**Records for processing:**
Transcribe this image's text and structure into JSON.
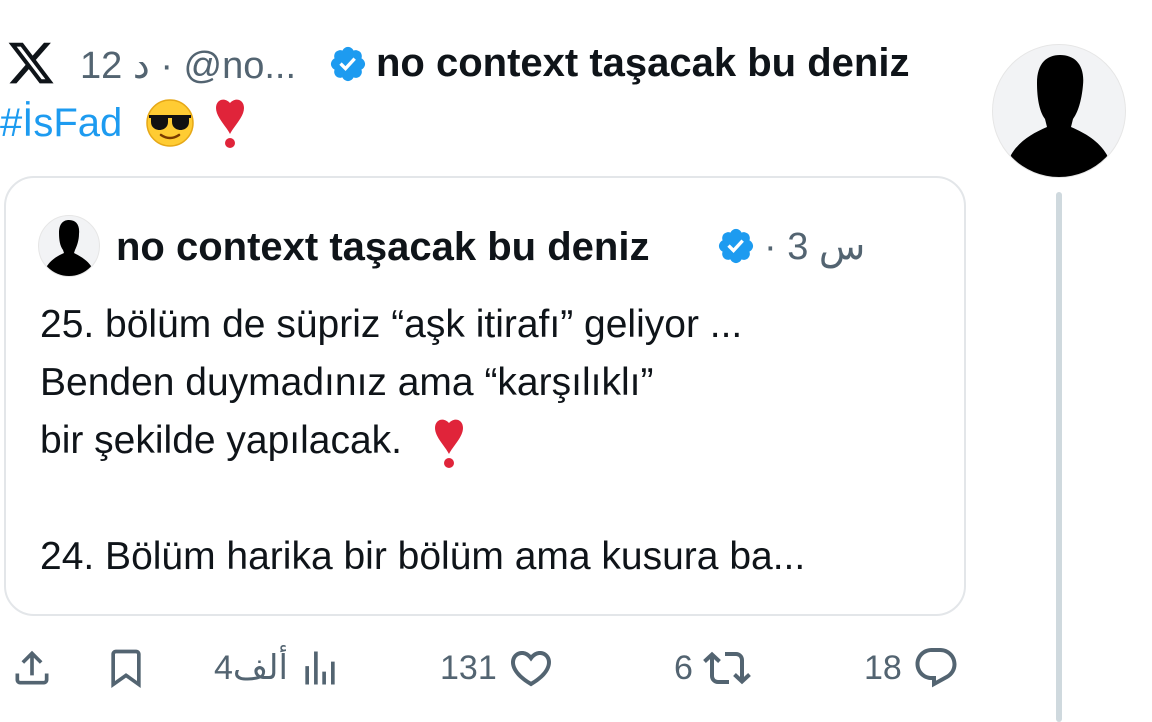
{
  "header": {
    "time": "12 د",
    "dot": "·",
    "handle": "@no...",
    "author": "no context taşacak bu deniz",
    "hashtag": "#İsFad"
  },
  "quote": {
    "author": "no context taşacak bu deniz",
    "dot": "·",
    "time": "3 س",
    "lines": [
      "25. bölüm de süpriz “aşk itirafı” geliyor ...",
      "Benden duymadınız ama “karşılıklı”",
      "bir şekilde yapılacak.",
      "",
      "24. Bölüm harika bir bölüm ama kusura ba..."
    ]
  },
  "actions": {
    "views": "4ألف",
    "likes": "131",
    "retweets": "6",
    "replies": "18"
  },
  "icons": {
    "logo": "x-logo-icon",
    "verified": "verified-badge-icon",
    "cool": "sunglasses-emoji-icon",
    "exclamation": "red-exclamation-icon",
    "share": "share-icon",
    "bookmark": "bookmark-icon",
    "views": "views-icon",
    "like": "heart-icon",
    "retweet": "retweet-icon",
    "reply": "reply-icon"
  },
  "colors": {
    "accent": "#1d9bf0",
    "muted": "#536471",
    "emoji_red": "#e0243a"
  }
}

**Task details:** All preceding records should be duplicated verbatim, images excepted.

**Response:**
Transcribe this image's text and structure into JSON.
{
  "header": {
    "time": "12 د",
    "dot": "·",
    "handle": "@no...",
    "author": "no context taşacak bu deniz",
    "hashtag": "#İsFad"
  },
  "quote": {
    "author": "no context taşacak bu deniz",
    "dot": "·",
    "time": "3 س",
    "lines": [
      "25. bölüm de süpriz “aşk itirafı” geliyor ...",
      "Benden duymadınız ama “karşılıklı”",
      "bir şekilde yapılacak.",
      "",
      "24. Bölüm harika bir bölüm ama kusura ba..."
    ]
  },
  "actions": {
    "views": "4ألف",
    "likes": "131",
    "retweets": "6",
    "replies": "18"
  },
  "icons": {
    "logo": "x-logo-icon",
    "verified": "verified-badge-icon",
    "cool": "sunglasses-emoji-icon",
    "exclamation": "red-exclamation-icon",
    "share": "share-icon",
    "bookmark": "bookmark-icon",
    "views": "views-icon",
    "like": "heart-icon",
    "retweet": "retweet-icon",
    "reply": "reply-icon"
  },
  "colors": {
    "accent": "#1d9bf0",
    "muted": "#536471",
    "emoji_red": "#e0243a"
  }
}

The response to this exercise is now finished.